> _TASK PROMPT_
Copy every line from the records below that holds the word "well".

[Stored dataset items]
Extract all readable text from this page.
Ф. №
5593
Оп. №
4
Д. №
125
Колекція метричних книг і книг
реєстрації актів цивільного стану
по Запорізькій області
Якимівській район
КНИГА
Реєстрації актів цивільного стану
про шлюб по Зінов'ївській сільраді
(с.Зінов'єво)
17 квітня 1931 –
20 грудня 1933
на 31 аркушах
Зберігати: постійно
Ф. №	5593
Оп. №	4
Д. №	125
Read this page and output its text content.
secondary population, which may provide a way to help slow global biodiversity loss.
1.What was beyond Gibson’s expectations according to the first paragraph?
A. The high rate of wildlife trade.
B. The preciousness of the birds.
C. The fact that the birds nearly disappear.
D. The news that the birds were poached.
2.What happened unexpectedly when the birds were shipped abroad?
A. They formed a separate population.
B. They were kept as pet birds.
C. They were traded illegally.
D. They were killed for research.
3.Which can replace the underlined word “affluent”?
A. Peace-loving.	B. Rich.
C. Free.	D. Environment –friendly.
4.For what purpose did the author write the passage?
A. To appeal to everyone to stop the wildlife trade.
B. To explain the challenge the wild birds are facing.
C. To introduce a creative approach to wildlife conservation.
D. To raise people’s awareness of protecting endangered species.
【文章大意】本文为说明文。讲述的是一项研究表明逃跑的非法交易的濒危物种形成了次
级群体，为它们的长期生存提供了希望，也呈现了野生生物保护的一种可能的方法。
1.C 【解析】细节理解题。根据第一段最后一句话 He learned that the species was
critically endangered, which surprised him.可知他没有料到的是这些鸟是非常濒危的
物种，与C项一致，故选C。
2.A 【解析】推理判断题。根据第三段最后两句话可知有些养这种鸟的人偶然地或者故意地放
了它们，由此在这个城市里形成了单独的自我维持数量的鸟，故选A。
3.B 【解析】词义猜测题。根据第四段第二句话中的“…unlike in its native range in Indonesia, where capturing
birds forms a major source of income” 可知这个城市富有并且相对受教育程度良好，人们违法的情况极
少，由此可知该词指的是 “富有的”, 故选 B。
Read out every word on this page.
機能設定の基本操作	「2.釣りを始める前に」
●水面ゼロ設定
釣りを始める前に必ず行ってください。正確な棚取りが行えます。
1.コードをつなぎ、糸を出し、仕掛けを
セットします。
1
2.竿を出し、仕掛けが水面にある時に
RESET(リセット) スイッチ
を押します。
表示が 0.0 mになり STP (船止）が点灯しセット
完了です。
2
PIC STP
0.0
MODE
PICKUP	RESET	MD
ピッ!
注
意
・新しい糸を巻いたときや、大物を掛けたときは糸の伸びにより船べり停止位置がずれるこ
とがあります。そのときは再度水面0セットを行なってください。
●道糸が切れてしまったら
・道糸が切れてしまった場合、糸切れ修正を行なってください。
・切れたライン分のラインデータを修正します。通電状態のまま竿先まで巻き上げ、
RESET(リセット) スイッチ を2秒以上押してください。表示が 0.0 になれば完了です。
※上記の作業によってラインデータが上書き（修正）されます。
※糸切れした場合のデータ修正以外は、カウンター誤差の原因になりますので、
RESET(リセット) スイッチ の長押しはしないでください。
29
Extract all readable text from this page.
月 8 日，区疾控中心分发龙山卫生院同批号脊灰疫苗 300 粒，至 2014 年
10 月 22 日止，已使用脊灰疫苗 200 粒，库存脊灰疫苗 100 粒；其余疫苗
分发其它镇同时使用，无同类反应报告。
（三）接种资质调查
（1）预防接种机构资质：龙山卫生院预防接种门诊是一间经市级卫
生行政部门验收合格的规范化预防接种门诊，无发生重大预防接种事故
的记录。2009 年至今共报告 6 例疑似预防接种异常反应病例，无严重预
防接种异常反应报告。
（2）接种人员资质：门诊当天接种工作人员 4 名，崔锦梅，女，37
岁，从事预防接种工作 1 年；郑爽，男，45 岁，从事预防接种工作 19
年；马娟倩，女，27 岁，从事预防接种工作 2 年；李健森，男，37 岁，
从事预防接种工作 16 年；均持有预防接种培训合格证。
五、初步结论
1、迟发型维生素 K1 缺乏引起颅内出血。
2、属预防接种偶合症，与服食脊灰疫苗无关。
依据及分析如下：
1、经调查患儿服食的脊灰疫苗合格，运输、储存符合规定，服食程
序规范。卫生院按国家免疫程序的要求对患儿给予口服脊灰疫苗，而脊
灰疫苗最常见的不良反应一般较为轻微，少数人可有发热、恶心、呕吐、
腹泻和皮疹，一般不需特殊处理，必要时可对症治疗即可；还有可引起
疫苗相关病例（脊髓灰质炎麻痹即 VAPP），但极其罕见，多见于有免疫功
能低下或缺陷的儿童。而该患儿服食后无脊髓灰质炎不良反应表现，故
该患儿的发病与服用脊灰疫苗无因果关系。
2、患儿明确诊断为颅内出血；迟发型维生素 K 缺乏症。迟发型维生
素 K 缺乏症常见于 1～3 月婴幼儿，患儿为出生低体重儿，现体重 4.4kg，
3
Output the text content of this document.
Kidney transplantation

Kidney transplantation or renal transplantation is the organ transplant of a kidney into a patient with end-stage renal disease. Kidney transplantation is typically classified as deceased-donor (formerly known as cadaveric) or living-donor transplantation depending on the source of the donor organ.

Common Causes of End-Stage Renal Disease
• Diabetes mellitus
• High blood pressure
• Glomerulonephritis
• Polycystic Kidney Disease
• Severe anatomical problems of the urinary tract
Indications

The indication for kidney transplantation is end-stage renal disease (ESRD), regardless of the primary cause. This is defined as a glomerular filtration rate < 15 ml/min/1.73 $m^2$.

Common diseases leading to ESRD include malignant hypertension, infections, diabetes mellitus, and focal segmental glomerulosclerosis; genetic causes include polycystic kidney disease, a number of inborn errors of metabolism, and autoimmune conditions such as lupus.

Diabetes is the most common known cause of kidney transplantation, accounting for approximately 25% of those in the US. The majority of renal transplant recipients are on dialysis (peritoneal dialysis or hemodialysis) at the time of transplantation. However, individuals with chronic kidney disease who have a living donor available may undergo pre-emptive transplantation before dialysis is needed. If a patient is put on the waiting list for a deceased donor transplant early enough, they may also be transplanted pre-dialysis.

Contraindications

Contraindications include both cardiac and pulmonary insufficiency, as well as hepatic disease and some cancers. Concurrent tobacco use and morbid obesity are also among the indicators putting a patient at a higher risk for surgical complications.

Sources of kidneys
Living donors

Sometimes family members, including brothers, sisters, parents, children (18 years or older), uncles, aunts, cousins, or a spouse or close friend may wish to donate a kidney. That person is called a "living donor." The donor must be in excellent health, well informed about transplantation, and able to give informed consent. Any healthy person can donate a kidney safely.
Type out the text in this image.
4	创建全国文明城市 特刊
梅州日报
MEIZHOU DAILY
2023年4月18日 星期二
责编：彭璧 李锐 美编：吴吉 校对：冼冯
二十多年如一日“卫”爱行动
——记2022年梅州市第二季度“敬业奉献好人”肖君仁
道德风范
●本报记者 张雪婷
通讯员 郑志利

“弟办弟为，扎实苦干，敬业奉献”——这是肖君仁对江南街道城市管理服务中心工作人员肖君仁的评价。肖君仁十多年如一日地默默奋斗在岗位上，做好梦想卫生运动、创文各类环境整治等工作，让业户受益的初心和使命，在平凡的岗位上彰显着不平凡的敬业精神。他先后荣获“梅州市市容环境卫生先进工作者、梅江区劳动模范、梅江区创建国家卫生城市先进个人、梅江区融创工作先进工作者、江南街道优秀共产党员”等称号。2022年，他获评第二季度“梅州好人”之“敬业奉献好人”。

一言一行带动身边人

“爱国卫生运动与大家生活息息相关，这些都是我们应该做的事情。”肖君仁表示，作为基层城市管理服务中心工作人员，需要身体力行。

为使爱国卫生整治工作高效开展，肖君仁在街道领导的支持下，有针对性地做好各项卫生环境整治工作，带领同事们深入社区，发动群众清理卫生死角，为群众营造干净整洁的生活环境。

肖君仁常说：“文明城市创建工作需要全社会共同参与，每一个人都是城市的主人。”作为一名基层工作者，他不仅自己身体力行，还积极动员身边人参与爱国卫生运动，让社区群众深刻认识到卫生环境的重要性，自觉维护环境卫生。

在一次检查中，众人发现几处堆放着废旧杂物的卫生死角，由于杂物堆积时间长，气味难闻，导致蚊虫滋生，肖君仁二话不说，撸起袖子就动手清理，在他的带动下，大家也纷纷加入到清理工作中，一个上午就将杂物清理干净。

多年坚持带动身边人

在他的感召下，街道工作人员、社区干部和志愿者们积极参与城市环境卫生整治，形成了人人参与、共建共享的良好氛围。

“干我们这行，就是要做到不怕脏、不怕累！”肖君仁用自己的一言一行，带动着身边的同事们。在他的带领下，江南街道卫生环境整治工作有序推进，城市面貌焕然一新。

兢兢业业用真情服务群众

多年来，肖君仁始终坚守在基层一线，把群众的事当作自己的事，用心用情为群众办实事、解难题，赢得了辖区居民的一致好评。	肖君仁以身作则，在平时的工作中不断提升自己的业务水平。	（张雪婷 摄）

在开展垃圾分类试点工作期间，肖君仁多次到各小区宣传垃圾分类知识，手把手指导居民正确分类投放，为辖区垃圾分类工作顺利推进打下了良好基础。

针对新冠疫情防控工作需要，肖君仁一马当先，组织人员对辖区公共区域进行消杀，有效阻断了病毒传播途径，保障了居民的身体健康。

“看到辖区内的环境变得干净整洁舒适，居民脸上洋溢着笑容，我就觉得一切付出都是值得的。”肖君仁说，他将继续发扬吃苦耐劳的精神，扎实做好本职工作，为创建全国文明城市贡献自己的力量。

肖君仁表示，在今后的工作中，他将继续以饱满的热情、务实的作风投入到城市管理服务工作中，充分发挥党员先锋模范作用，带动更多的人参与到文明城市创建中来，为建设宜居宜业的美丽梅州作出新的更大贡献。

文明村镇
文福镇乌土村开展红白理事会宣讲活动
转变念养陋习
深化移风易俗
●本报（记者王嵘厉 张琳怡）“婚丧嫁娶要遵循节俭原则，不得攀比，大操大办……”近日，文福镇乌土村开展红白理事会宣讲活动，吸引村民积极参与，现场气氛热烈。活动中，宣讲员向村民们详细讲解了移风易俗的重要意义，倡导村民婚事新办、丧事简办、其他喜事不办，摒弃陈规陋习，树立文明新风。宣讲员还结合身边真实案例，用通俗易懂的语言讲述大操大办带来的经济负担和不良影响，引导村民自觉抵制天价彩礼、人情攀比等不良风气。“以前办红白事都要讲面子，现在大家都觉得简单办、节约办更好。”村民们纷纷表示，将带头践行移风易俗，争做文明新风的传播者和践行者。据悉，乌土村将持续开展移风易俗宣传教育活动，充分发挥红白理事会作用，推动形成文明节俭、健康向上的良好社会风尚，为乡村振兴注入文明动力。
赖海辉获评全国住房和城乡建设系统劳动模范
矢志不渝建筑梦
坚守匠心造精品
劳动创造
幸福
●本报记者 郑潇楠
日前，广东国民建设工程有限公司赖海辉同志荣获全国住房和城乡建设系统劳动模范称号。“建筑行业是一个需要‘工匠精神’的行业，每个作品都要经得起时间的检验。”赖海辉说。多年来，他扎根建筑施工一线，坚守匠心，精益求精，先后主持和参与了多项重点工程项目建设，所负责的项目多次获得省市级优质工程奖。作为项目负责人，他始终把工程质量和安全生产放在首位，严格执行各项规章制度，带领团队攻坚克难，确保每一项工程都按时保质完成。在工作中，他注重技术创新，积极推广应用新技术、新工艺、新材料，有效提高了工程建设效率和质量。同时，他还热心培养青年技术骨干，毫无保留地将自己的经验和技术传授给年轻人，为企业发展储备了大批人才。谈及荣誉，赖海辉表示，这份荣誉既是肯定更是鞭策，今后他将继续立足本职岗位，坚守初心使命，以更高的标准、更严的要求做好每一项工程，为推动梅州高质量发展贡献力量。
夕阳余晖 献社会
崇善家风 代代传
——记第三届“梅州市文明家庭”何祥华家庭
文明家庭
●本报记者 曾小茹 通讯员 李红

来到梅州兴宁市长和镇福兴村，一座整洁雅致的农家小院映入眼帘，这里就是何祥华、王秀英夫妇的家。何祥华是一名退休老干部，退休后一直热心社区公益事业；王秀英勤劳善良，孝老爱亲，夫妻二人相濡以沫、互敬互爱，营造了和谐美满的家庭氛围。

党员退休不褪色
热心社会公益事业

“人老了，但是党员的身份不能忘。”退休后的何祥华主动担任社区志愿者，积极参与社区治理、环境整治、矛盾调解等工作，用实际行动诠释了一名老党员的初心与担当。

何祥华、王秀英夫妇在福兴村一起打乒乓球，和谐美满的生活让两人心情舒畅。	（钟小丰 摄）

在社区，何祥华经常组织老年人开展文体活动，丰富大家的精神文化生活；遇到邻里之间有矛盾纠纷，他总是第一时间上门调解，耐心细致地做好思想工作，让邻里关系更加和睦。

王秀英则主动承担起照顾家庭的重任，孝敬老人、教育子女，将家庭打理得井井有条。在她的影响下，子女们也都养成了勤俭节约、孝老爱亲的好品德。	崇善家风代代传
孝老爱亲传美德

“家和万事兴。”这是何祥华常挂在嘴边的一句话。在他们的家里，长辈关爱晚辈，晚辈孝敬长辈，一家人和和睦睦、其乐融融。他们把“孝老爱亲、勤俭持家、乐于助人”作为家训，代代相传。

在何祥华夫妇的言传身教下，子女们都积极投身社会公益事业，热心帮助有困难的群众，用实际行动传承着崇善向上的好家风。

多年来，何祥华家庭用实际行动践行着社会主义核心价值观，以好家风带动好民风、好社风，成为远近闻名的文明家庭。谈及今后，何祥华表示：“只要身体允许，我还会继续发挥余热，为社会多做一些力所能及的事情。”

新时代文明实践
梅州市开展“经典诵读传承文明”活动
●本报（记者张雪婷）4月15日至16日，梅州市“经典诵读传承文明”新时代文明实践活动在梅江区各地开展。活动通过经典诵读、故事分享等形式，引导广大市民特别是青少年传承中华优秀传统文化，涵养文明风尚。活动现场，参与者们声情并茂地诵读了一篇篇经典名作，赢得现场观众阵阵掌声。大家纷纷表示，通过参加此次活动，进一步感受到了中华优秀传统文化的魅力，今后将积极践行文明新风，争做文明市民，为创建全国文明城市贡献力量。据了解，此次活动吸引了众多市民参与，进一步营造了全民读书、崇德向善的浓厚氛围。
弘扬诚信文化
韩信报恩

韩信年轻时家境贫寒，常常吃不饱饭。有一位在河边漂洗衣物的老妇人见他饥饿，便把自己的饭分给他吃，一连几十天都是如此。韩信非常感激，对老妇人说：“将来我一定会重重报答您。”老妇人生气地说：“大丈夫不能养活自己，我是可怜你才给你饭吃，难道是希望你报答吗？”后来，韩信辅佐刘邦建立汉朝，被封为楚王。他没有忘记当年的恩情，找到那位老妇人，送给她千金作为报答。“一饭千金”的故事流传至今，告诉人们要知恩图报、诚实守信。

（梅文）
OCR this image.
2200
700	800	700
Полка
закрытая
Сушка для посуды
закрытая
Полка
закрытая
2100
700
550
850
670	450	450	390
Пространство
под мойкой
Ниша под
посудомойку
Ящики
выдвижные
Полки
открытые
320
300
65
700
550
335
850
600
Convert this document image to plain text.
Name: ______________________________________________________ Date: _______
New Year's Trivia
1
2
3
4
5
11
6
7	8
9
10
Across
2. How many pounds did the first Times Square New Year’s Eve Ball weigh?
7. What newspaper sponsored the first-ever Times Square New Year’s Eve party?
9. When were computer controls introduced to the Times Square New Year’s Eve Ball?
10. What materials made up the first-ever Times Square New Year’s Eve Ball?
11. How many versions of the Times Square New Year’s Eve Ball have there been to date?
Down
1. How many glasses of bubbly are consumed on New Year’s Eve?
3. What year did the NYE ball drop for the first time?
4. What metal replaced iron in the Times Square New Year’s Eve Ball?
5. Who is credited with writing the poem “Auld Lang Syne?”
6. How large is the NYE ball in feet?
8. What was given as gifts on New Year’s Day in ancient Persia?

> _TASK RESULT_
Contraindications include both cardiac and pulmonary insufficiency, as well as hepatic disease and some cancers. Concurrent tobacco use and morbid obesity are also among the indicators putting a patient at a higher risk for surgical complications.
Sometimes family members, including brothers, sisters, parents, children (18 years or older), uncles, aunts, cousins, or a spouse or close friend may wish to donate a kidney. That person is called a "living donor." The donor must be in excellent health, well informed about transplantation, and able to give informed consent. Any healthy person can donate a kidney safely.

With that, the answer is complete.